Directions >>
Rewrite all the items below, changing every "low-stress-cap" to "low-stress-label" and leaving the rest unchanged. Omit the pictures from your answer.

Input material >>
----

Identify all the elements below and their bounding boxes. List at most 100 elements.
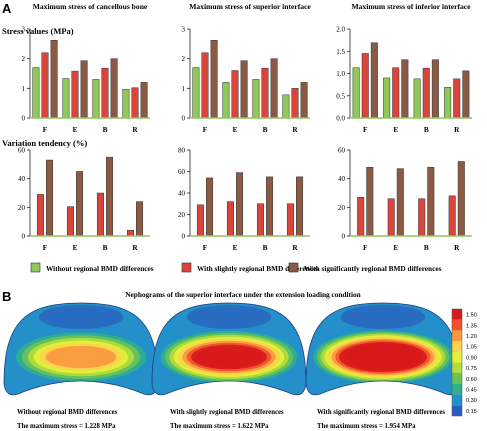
- bar-E-1: [222, 82, 230, 119]
- x-tick-label: R: [132, 243, 138, 252]
- bar-F-2: [201, 52, 209, 119]
- x-tick-label: E: [393, 125, 398, 134]
- x-tick-label: F: [203, 243, 208, 252]
- x-tick-label: B: [263, 243, 268, 252]
- y-tick-label: 1.0: [336, 70, 345, 78]
- stress-contour: [45, 345, 117, 369]
- bar-chart-3: Maximum stress of inferior interface 0.0 0…: [336, 2, 472, 134]
- y-tick-label: 3: [182, 26, 186, 34]
- y-tick-label: 20: [18, 204, 26, 212]
- y-tick-label: 60: [18, 147, 26, 155]
- bar-E-3: [401, 59, 409, 119]
- x-tick-label: R: [132, 125, 138, 134]
- bar-B-2: [106, 156, 114, 237]
- y-tick-label: 0: [22, 115, 26, 123]
- bar-F-1: [352, 67, 360, 119]
- low-stress-cap: [340, 305, 426, 329]
- legend-label-significantly: With significantly regional BMD differen…: [304, 264, 442, 273]
- y-tick-label: 0.5: [336, 92, 345, 100]
- stress-row-label: Stress values (MPa): [2, 26, 74, 36]
- bar-F-3: [370, 42, 378, 119]
- bar-R-1: [286, 203, 294, 237]
- y-tick-label: 60: [338, 147, 346, 155]
- bar-R-2: [136, 201, 144, 237]
- x-tick-label: R: [454, 243, 460, 252]
- bar-R-1: [122, 88, 130, 119]
- bar-F-1: [196, 204, 204, 237]
- bar-B-3: [270, 58, 278, 119]
- y-tick-label: 2: [22, 55, 26, 63]
- x-tick-label: F: [363, 243, 368, 252]
- y-tick-label: 40: [18, 175, 26, 183]
- nephograms-group: [3, 302, 461, 396]
- x-tick-label: E: [233, 243, 238, 252]
- bar-B-1: [252, 79, 260, 119]
- bar-R-2: [453, 78, 461, 119]
- legend-swatch-significantly: [288, 262, 299, 273]
- bar-chart-4: 0 20 40 60 F E B R: [18, 147, 150, 252]
- y-tick-label: 3: [22, 26, 26, 34]
- bar-E-2: [236, 172, 244, 237]
- bar-E-2: [71, 70, 79, 119]
- x-tick-label: R: [454, 125, 460, 134]
- bar-R-2: [457, 161, 465, 237]
- y-tick-label: 0: [22, 233, 26, 241]
- bar-E-3: [80, 60, 88, 119]
- bar-B-3: [431, 59, 439, 119]
- low-stress-cap: [186, 305, 272, 329]
- x-tick-label: B: [424, 243, 429, 252]
- bar-R-3: [140, 82, 148, 119]
- bar-F-2: [41, 52, 49, 119]
- x-tick-label: R: [292, 243, 298, 252]
- bar-E-1: [387, 198, 395, 237]
- colorbar-segment: [452, 362, 462, 374]
- bar-F-1: [36, 194, 44, 237]
- colorbar-segment: [452, 309, 462, 320]
- legend-swatch-slightly: [181, 262, 192, 273]
- colorbar-tick-label: 1.35: [466, 323, 477, 329]
- chart-title: Maximum stress of cancellous bone: [33, 2, 148, 11]
- bar-R-2: [131, 87, 139, 119]
- legend: Without regional BMD differences With sl…: [30, 262, 442, 273]
- colorbar-tick-label: 1.05: [466, 345, 477, 351]
- x-tick-label: B: [263, 125, 268, 134]
- y-tick-label: 20: [178, 211, 186, 219]
- bar-B-2: [427, 166, 435, 237]
- bar-chart-2: Maximum stress of superior interface 0 1 2 3…: [182, 2, 312, 134]
- colorbar-tick-label: 0.45: [466, 387, 477, 393]
- bar-F-3: [50, 40, 58, 119]
- x-tick-label: E: [73, 243, 78, 252]
- bar-R-3: [462, 70, 470, 119]
- bar-chart-6: 0 20 40 60 F E B R: [338, 147, 472, 252]
- y-tick-label: 20: [338, 204, 346, 212]
- bar-R-2: [296, 176, 304, 237]
- bar-charts-group: Maximum stress of cancellous bone 0 1 2 3 F E B…: [18, 2, 472, 252]
- low-stress-cap: [38, 305, 124, 329]
- bar-F-2: [46, 159, 54, 237]
- colorbar-tick-label: 1.20: [466, 334, 477, 340]
- bar-E-2: [392, 67, 400, 119]
- y-tick-label: 2: [182, 55, 186, 63]
- bar-E-1: [66, 206, 74, 237]
- bar-B-2: [261, 67, 269, 119]
- colorbar-segment: [452, 405, 462, 416]
- x-tick-label: B: [103, 243, 108, 252]
- nephogram-caption-3: With significantly regional BMD differen…: [317, 409, 445, 416]
- colorbar-segment: [452, 394, 462, 406]
- nephogram-caption-2: With slightly regional BMD differences: [170, 409, 284, 416]
- nephogram-max-2: The maximum stress = 1.622 MPa: [170, 423, 269, 430]
- colorbar-tick-label: 0.15: [466, 409, 477, 415]
- bar-E-2: [231, 70, 239, 119]
- colorbar-tick-label: 0.90: [466, 355, 477, 361]
- bar-B-1: [413, 78, 421, 119]
- colorbar-segment: [452, 383, 462, 395]
- bar-F-1: [32, 67, 40, 119]
- x-tick-label: B: [103, 125, 108, 134]
- x-tick-label: R: [292, 125, 298, 134]
- bar-R-1: [282, 94, 290, 119]
- y-tick-label: 60: [178, 168, 186, 176]
- x-tick-label: E: [233, 125, 238, 134]
- x-tick-label: E: [393, 243, 398, 252]
- bar-F-1: [192, 67, 200, 119]
- variation-row-label: Variation tendency (%): [2, 138, 87, 148]
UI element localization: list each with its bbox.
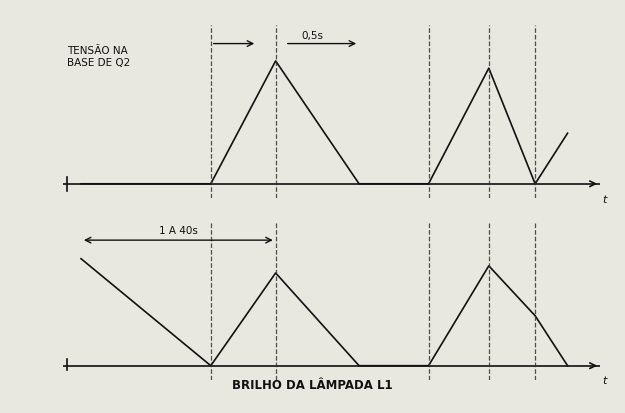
- Text: TENSÃO NA
BASE DE Q2: TENSÃO NA BASE DE Q2: [67, 47, 131, 68]
- Text: BRILHO DA LÂMPADA L1: BRILHO DA LÂMPADA L1: [232, 379, 393, 392]
- Text: t: t: [602, 195, 607, 205]
- Text: t: t: [602, 376, 607, 386]
- Text: 0,5s: 0,5s: [302, 31, 324, 41]
- Text: 1 A 40s: 1 A 40s: [159, 226, 198, 236]
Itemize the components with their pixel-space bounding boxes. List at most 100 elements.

----

Answer for the task >>
Identify all the elements below and their bounding boxes. List at most 100 elements.
- bar-E-1: [222, 82, 230, 119]
- x-tick-label: R: [132, 243, 138, 252]
- bar-F-2: [201, 52, 209, 119]
- x-tick-label: E: [393, 125, 398, 134]
- x-tick-label: F: [203, 243, 208, 252]
- x-tick-label: B: [263, 243, 268, 252]
- y-tick-label: 1.0: [336, 70, 345, 78]
- stress-contour: [45, 345, 117, 369]
- bar-chart-3: Maximum stress of inferior interface 0.0 0…: [336, 2, 472, 134]
- y-tick-label: 3: [182, 26, 186, 34]
- y-tick-label: 20: [18, 204, 26, 212]
- y-tick-label: 60: [18, 147, 26, 155]
- bar-E-3: [401, 59, 409, 119]
- x-tick-label: R: [132, 125, 138, 134]
- bar-B-2: [106, 156, 114, 237]
- y-tick-label: 0: [22, 115, 26, 123]
- bar-F-1: [352, 67, 360, 119]
- low-stress-label: [340, 305, 426, 329]
- legend-label-significantly: With significantly regional BMD differen…: [304, 264, 442, 273]
- y-tick-label: 0.5: [336, 92, 345, 100]
- stress-row-label: Stress values (MPa): [2, 26, 74, 36]
- bar-F-3: [370, 42, 378, 119]
- bar-R-1: [286, 203, 294, 237]
- y-tick-label: 60: [338, 147, 346, 155]
- bar-R-2: [136, 201, 144, 237]
- x-tick-label: R: [454, 243, 460, 252]
- bar-R-1: [122, 88, 130, 119]
- bar-F-1: [196, 204, 204, 237]
- bar-B-3: [270, 58, 278, 119]
- y-tick-label: 2: [22, 55, 26, 63]
- x-tick-label: F: [363, 243, 368, 252]
- y-tick-label: 40: [18, 175, 26, 183]
- nephograms-group: [3, 302, 461, 396]
- x-tick-label: E: [233, 243, 238, 252]
- bar-B-1: [252, 79, 260, 119]
- bar-R-2: [453, 78, 461, 119]
- legend-swatch-significantly: [288, 262, 299, 273]
- bar-chart-4: 0 20 40 60 F E B R: [18, 147, 150, 252]
- y-tick-label: 3: [22, 26, 26, 34]
- bar-E-2: [236, 172, 244, 237]
- bar-E-2: [71, 70, 79, 119]
- x-tick-label: R: [454, 125, 460, 134]
- bar-R-2: [457, 161, 465, 237]
- y-tick-label: 0: [22, 233, 26, 241]
- bar-E-3: [80, 60, 88, 119]
- bar-B-3: [431, 59, 439, 119]
- low-stress-label: [186, 305, 272, 329]
- x-tick-label: B: [424, 243, 429, 252]
- bar-R-3: [140, 82, 148, 119]
- bar-F-2: [41, 52, 49, 119]
- x-tick-label: R: [292, 243, 298, 252]
- bar-E-1: [387, 198, 395, 237]
- colorbar-segment: [452, 362, 462, 374]
- bar-F-1: [36, 194, 44, 237]
- colorbar-segment: [452, 309, 462, 320]
- legend-swatch-slightly: [181, 262, 192, 273]
- colorbar-tick-label: 1.35: [466, 323, 477, 329]
- chart-title: Maximum stress of cancellous bone: [33, 2, 148, 11]
- bar-R-2: [131, 87, 139, 119]
- legend: Without regional BMD differences With sl…: [30, 262, 442, 273]
- colorbar-tick-label: 1.05: [466, 345, 477, 351]
- x-tick-label: B: [263, 125, 268, 134]
- y-tick-label: 20: [178, 211, 186, 219]
- bar-B-2: [427, 166, 435, 237]
- bar-chart-2: Maximum stress of superior interface 0 1 2 3…: [182, 2, 312, 134]
- colorbar-tick-label: 0.45: [466, 387, 477, 393]
- bar-F-3: [50, 40, 58, 119]
- x-tick-label: E: [73, 243, 78, 252]
- bar-R-3: [462, 70, 470, 119]
- bar-chart-6: 0 20 40 60 F E B R: [338, 147, 472, 252]
- y-tick-label: 20: [338, 204, 346, 212]
- bar-R-2: [296, 176, 304, 237]
- bar-charts-group: Maximum stress of cancellous bone 0 1 2 3 F E B…: [18, 2, 472, 252]
- low-stress-label: [38, 305, 124, 329]
- bar-F-2: [46, 159, 54, 237]
- colorbar-tick-label: 1.20: [466, 334, 477, 340]
- bar-E-2: [392, 67, 400, 119]
- y-tick-label: 2: [182, 55, 186, 63]
- bar-E-1: [66, 206, 74, 237]
- bar-B-2: [261, 67, 269, 119]
- colorbar-segment: [452, 405, 462, 416]
- x-tick-label: B: [103, 243, 108, 252]
- nephogram-caption-3: With significantly regional BMD differen…: [317, 409, 445, 416]
- colorbar-segment: [452, 394, 462, 406]
- nephogram-caption-2: With slightly regional BMD differences: [170, 409, 284, 416]
- nephogram-max-2: The maximum stress = 1.622 MPa: [170, 423, 269, 430]
- colorbar-tick-label: 0.15: [466, 409, 477, 415]
- bar-E-2: [231, 70, 239, 119]
- colorbar-tick-label: 0.90: [466, 355, 477, 361]
- bar-B-1: [413, 78, 421, 119]
- colorbar-segment: [452, 383, 462, 395]
- bar-F-1: [32, 67, 40, 119]
- x-tick-label: B: [103, 125, 108, 134]
- x-tick-label: R: [292, 125, 298, 134]
- bar-R-1: [282, 94, 290, 119]
- y-tick-label: 60: [178, 168, 186, 176]
- x-tick-label: E: [233, 125, 238, 134]
- x-tick-label: E: [393, 243, 398, 252]
- bar-F-1: [192, 67, 200, 119]
- variation-row-label: Variation tendency (%): [2, 138, 87, 148]
UI element localization: list each with its bbox.
- Text: TENSÃO NA
BASE DE Q2: TENSÃO NA BASE DE Q2: [67, 47, 131, 68]
- Text: BRILHO DA LÂMPADA L1: BRILHO DA LÂMPADA L1: [232, 379, 393, 392]
- Text: t: t: [602, 195, 607, 205]
- Text: t: t: [602, 376, 607, 386]
- Text: 0,5s: 0,5s: [302, 31, 324, 41]
- Text: 1 A 40s: 1 A 40s: [159, 226, 198, 236]
Itemize the components with their pixel-space bounding boxes. List at most 100 elements.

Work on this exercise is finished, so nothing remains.